# Problem details:
Can you rewrite the lines of the records from the line with "paragraph: Apartment-dwelling is" through the line with "legend-label: Apartments: [558, 498, 640, 515]" as a numbered list, with any blank lines dropped?

# Records to use:

- - - -

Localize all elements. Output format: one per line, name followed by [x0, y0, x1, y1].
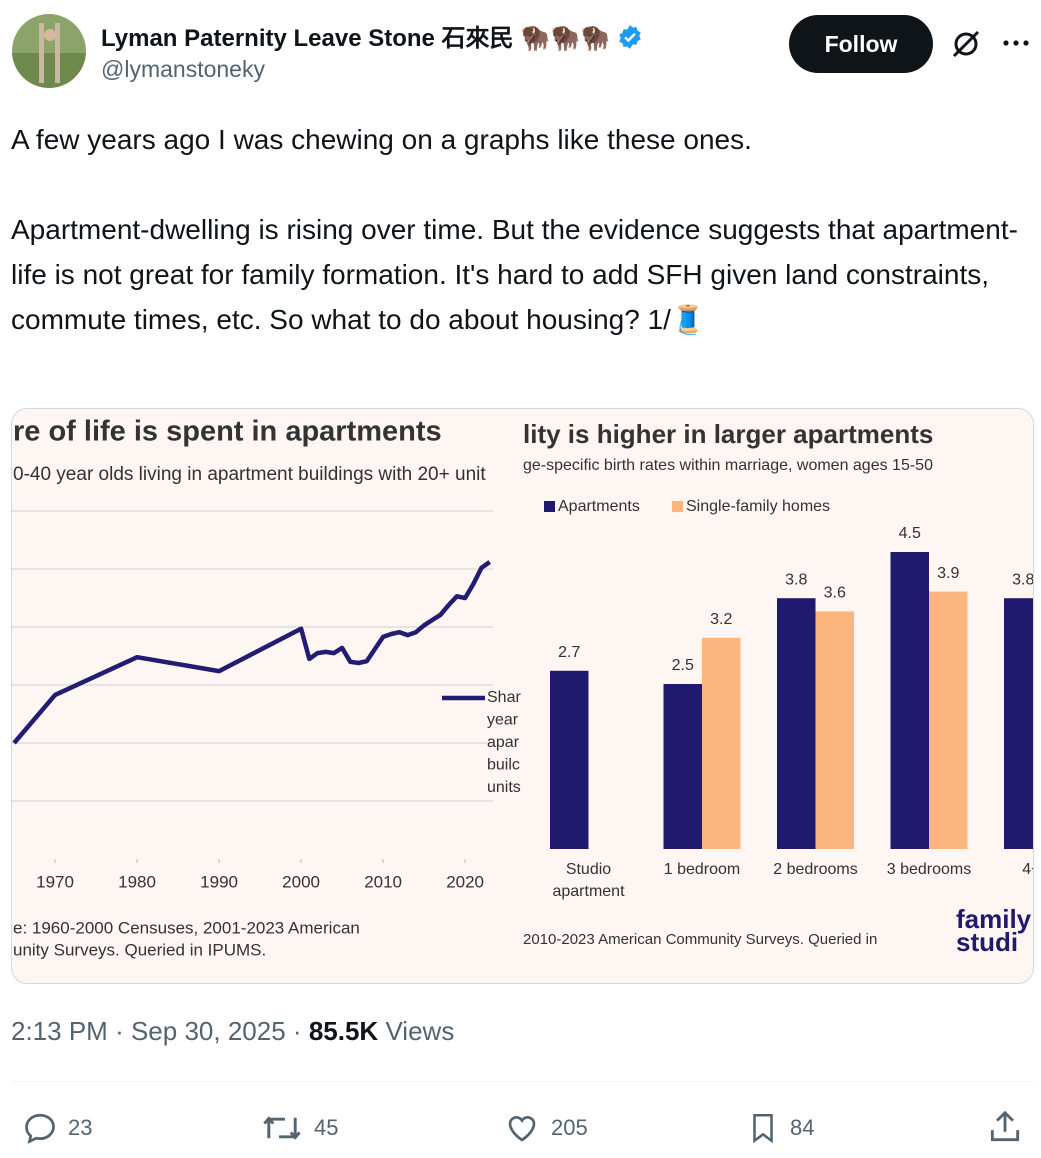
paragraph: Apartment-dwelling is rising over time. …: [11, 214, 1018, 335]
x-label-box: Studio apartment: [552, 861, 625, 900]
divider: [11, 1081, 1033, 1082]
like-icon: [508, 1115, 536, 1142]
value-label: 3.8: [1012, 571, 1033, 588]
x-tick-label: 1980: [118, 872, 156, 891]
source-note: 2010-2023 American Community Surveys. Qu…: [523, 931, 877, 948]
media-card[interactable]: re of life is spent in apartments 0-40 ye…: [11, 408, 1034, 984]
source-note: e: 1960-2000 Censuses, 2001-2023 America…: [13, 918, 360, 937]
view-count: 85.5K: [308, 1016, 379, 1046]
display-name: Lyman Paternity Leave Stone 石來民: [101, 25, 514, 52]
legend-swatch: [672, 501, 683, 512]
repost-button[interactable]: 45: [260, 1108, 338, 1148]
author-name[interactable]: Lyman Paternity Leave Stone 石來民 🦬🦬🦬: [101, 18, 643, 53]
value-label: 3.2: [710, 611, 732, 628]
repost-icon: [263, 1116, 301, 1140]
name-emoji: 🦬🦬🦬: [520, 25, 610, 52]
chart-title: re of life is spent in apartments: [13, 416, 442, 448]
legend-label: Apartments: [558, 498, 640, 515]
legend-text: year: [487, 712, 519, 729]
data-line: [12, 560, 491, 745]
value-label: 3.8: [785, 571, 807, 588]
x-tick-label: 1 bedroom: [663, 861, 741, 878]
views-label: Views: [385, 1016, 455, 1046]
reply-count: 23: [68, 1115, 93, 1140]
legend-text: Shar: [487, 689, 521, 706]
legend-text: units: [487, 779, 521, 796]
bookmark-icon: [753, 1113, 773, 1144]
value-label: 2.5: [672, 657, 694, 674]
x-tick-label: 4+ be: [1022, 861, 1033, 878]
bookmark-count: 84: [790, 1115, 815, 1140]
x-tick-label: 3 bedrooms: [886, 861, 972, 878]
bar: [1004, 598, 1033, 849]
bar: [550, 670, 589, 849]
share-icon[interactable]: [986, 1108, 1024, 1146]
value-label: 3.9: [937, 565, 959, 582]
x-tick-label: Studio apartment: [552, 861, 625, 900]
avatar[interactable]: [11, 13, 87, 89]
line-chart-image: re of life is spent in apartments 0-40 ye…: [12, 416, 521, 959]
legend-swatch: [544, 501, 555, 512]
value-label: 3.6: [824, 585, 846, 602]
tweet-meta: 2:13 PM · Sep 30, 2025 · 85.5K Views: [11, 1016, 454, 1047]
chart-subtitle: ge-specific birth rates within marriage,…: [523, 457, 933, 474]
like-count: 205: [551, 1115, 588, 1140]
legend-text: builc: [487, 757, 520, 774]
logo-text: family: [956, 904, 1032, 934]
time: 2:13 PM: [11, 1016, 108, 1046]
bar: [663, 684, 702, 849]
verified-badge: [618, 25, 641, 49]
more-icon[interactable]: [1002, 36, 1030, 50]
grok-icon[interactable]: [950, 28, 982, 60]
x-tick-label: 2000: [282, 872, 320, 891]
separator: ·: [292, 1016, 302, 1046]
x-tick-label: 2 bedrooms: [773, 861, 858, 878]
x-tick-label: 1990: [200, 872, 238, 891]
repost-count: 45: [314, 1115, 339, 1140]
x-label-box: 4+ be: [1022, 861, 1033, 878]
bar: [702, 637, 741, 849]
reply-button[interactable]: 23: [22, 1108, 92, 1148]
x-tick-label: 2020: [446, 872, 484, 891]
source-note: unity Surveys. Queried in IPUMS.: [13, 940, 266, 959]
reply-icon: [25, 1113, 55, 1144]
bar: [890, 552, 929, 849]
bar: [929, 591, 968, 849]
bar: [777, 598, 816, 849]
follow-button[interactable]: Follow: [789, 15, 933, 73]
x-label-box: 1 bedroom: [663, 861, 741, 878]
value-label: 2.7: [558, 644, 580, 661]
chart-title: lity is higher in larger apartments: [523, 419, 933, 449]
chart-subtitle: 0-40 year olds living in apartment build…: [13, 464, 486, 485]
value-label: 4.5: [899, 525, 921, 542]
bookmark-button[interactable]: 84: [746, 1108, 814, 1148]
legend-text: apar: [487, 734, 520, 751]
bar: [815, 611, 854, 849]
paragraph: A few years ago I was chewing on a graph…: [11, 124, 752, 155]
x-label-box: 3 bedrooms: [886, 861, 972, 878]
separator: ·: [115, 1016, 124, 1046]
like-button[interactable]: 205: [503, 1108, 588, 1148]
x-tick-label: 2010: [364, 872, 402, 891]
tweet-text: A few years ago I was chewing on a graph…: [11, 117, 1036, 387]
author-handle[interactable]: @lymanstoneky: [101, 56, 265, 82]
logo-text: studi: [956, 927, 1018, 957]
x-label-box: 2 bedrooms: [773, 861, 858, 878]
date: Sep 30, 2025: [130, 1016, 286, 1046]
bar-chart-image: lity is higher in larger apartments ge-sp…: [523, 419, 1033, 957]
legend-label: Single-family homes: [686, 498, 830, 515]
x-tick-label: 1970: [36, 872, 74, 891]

- - - -

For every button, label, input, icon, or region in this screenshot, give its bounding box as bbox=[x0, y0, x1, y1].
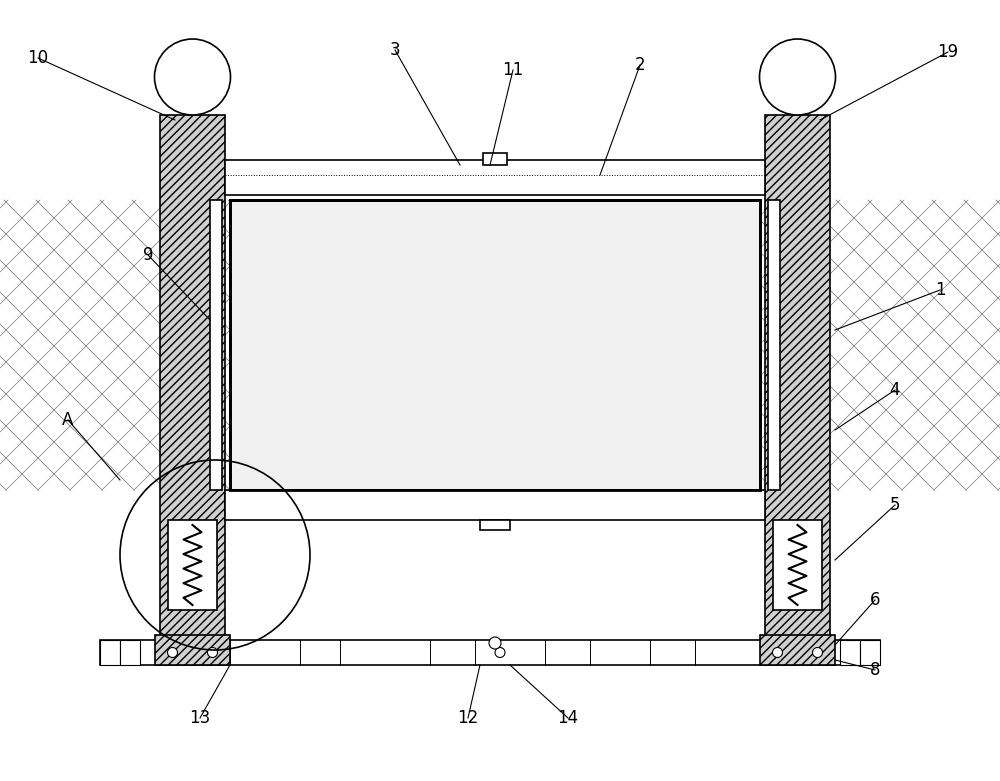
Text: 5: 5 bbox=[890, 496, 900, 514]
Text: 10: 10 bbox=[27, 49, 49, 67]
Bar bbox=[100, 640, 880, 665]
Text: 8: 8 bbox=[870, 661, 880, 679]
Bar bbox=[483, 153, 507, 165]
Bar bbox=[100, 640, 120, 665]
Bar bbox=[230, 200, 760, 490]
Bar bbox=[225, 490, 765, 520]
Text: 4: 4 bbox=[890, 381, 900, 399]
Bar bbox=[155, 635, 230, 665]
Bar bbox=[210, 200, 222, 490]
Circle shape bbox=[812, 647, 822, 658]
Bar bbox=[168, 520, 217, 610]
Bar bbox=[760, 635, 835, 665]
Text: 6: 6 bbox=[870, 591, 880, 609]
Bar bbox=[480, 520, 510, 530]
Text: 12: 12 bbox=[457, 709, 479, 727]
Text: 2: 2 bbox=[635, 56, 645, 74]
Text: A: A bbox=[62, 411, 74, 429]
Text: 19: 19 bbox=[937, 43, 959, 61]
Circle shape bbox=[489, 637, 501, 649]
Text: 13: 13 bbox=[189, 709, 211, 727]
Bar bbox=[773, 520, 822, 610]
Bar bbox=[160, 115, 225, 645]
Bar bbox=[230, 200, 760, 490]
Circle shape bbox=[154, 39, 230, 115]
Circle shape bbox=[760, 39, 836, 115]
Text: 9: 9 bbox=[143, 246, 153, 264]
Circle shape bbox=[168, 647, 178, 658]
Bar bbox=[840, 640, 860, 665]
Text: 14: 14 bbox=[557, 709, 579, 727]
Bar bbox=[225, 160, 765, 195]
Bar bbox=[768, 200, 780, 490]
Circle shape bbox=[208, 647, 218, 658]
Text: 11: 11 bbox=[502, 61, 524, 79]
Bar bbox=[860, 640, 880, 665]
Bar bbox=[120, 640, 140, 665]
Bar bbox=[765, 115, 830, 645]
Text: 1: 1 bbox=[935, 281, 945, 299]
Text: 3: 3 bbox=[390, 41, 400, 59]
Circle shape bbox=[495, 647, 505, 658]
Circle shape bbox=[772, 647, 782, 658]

- - - -

# Response:
1. paragraph: Apartment-dwelling is rising over time. …: [11, 214, 1018, 335]
2. x-label-box: Studio apartment: [552, 861, 625, 900]
3. divider: [11, 1081, 1033, 1082]
4. like-icon: [508, 1115, 536, 1142]
5. value-label: 3.8: [1012, 571, 1033, 588]
6. x-tick-label: 1980: [118, 872, 156, 891]
7. source-note: 2010-2023 American Community Surveys. Qu…: [523, 931, 877, 948]
8. media-card[interactable]: re of life is spent in apartments 0-40 ye…: [11, 408, 1034, 984]
9. source-note: e: 1960-2000 Censuses, 2001-2023 America…: [13, 918, 360, 937]
10. view-count: 85.5K: [308, 1016, 379, 1046]
11. display-name: Lyman Paternity Leave Stone 石來民: [101, 25, 514, 52]
12. legend-swatch: [672, 501, 683, 512]
13. repost-button[interactable]: 45: [260, 1108, 338, 1148]
14. author-name[interactable]: Lyman Paternity Leave Stone 石來民 🦬🦬🦬: [101, 18, 643, 53]
15. value-label: 3.2: [710, 611, 732, 628]
16. repost-icon: [263, 1116, 301, 1140]
17. name-emoji: 🦬🦬🦬: [520, 25, 610, 52]
18. chart-title: re of life is spent in apartments: [13, 416, 442, 448]
19. legend-label: Apartments: [558, 498, 640, 515]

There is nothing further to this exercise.